[Stated problem]: Your task is to reproduce the entries below word for word.

>> START

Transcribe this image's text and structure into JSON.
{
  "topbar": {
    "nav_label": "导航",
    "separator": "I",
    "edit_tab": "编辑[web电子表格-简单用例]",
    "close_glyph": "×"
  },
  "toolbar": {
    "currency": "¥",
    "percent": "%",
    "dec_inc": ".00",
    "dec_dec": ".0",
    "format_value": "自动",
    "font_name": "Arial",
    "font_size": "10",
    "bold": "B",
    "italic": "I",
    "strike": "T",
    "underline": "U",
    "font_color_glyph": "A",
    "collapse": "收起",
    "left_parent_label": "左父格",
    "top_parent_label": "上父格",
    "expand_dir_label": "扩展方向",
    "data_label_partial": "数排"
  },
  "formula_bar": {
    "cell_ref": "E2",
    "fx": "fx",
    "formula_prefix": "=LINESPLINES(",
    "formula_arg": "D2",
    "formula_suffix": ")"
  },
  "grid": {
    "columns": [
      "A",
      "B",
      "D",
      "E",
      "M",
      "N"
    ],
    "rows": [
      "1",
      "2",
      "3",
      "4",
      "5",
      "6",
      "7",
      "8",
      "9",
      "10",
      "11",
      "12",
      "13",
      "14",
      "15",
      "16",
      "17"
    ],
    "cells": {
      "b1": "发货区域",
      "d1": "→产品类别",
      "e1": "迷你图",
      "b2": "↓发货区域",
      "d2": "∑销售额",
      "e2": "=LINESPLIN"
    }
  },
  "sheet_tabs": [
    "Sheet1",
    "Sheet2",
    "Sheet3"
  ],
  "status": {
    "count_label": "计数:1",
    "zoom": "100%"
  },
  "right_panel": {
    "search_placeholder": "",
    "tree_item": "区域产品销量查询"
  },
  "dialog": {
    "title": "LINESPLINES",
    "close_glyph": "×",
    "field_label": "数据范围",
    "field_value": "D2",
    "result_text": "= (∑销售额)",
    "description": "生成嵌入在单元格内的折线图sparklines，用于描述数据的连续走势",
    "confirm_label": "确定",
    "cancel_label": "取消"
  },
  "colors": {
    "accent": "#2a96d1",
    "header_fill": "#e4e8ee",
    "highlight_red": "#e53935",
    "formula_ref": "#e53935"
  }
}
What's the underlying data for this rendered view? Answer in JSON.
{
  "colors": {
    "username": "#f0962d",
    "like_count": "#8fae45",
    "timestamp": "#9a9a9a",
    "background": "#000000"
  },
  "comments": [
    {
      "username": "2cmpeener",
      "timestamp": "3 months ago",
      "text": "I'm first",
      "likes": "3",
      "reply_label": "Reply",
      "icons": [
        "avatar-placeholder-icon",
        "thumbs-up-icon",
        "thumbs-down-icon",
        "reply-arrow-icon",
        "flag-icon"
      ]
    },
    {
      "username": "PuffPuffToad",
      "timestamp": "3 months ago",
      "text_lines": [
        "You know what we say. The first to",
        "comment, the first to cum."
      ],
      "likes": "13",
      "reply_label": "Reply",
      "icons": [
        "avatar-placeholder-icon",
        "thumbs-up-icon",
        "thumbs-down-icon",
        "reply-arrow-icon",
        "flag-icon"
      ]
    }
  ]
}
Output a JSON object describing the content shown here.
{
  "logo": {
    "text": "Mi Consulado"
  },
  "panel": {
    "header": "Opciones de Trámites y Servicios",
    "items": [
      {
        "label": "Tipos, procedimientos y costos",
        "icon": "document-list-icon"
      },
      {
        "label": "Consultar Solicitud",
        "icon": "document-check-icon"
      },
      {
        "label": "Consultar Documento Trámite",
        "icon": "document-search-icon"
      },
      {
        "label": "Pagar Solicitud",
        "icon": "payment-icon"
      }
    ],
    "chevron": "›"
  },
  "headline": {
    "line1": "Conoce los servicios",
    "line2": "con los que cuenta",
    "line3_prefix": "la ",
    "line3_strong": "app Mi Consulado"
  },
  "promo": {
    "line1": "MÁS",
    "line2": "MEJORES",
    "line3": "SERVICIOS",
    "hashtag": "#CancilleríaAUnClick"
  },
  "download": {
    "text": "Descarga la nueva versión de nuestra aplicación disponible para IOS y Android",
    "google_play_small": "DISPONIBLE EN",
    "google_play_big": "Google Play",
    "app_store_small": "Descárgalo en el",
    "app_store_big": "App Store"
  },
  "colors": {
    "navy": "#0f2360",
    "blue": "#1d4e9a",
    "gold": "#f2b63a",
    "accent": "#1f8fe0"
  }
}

>> END

[Final answer]:
Transcribe this image's text and structure into JSON.
{
  "topbar": {
    "nav_label": "导航",
    "separator": "I",
    "edit_tab": "编辑[web电子表格-简单用例]",
    "close_glyph": "×"
  },
  "toolbar": {
    "currency": "¥",
    "percent": "%",
    "dec_inc": ".00",
    "dec_dec": ".0",
    "format_value": "自动",
    "font_name": "Arial",
    "font_size": "10",
    "bold": "B",
    "italic": "I",
    "strike": "T",
    "underline": "U",
    "font_color_glyph": "A",
    "collapse": "收起",
    "left_parent_label": "左父格",
    "top_parent_label": "上父格",
    "expand_dir_label": "扩展方向",
    "data_label_partial": "数排"
  },
  "formula_bar": {
    "cell_ref": "E2",
    "fx": "fx",
    "formula_prefix": "=LINESPLINES(",
    "formula_arg": "D2",
    "formula_suffix": ")"
  },
  "grid": {
    "columns": [
      "A",
      "B",
      "D",
      "E",
      "M",
      "N"
    ],
    "rows": [
      "1",
      "2",
      "3",
      "4",
      "5",
      "6",
      "7",
      "8",
      "9",
      "10",
      "11",
      "12",
      "13",
      "14",
      "15",
      "16",
      "17"
    ],
    "cells": {
      "b1": "发货区域",
      "d1": "→产品类别",
      "e1": "迷你图",
      "b2": "↓发货区域",
      "d2": "∑销售额",
      "e2": "=LINESPLIN"
    }
  },
  "sheet_tabs": [
    "Sheet1",
    "Sheet2",
    "Sheet3"
  ],
  "status": {
    "count_label": "计数:1",
    "zoom": "100%"
  },
  "right_panel": {
    "search_placeholder": "",
    "tree_item": "区域产品销量查询"
  },
  "dialog": {
    "title": "LINESPLINES",
    "close_glyph": "×",
    "field_label": "数据范围",
    "field_value": "D2",
    "result_text": "= (∑销售额)",
    "description": "生成嵌入在单元格内的折线图sparklines，用于描述数据的连续走势",
    "confirm_label": "确定",
    "cancel_label": "取消"
  },
  "colors": {
    "accent": "#2a96d1",
    "header_fill": "#e4e8ee",
    "highlight_red": "#e53935",
    "formula_ref": "#e53935"
  }
}
What's the underlying data for this rendered view? Answer in JSON.
{
  "colors": {
    "username": "#f0962d",
    "like_count": "#8fae45",
    "timestamp": "#9a9a9a",
    "background": "#000000"
  },
  "comments": [
    {
      "username": "2cmpeener",
      "timestamp": "3 months ago",
      "text": "I'm first",
      "likes": "3",
      "reply_label": "Reply",
      "icons": [
        "avatar-placeholder-icon",
        "thumbs-up-icon",
        "thumbs-down-icon",
        "reply-arrow-icon",
        "flag-icon"
      ]
    },
    {
      "username": "PuffPuffToad",
      "timestamp": "3 months ago",
      "text_lines": [
        "You know what we say. The first to",
        "comment, the first to cum."
      ],
      "likes": "13",
      "reply_label": "Reply",
      "icons": [
        "avatar-placeholder-icon",
        "thumbs-up-icon",
        "thumbs-down-icon",
        "reply-arrow-icon",
        "flag-icon"
      ]
    }
  ]
}
Output a JSON object describing the content shown here.
{
  "logo": {
    "text": "Mi Consulado"
  },
  "panel": {
    "header": "Opciones de Trámites y Servicios",
    "items": [
      {
        "label": "Tipos, procedimientos y costos",
        "icon": "document-list-icon"
      },
      {
        "label": "Consultar Solicitud",
        "icon": "document-check-icon"
      },
      {
        "label": "Consultar Documento Trámite",
        "icon": "document-search-icon"
      },
      {
        "label": "Pagar Solicitud",
        "icon": "payment-icon"
      }
    ],
    "chevron": "›"
  },
  "headline": {
    "line1": "Conoce los servicios",
    "line2": "con los que cuenta",
    "line3_prefix": "la ",
    "line3_strong": "app Mi Consulado"
  },
  "promo": {
    "line1": "MÁS",
    "line2": "MEJORES",
    "line3": "SERVICIOS",
    "hashtag": "#CancilleríaAUnClick"
  },
  "download": {
    "text": "Descarga la nueva versión de nuestra aplicación disponible para IOS y Android",
    "google_play_small": "DISPONIBLE EN",
    "google_play_big": "Google Play",
    "app_store_small": "Descárgalo en el",
    "app_store_big": "App Store"
  },
  "colors": {
    "navy": "#0f2360",
    "blue": "#1d4e9a",
    "gold": "#f2b63a",
    "accent": "#1f8fe0"
  }
}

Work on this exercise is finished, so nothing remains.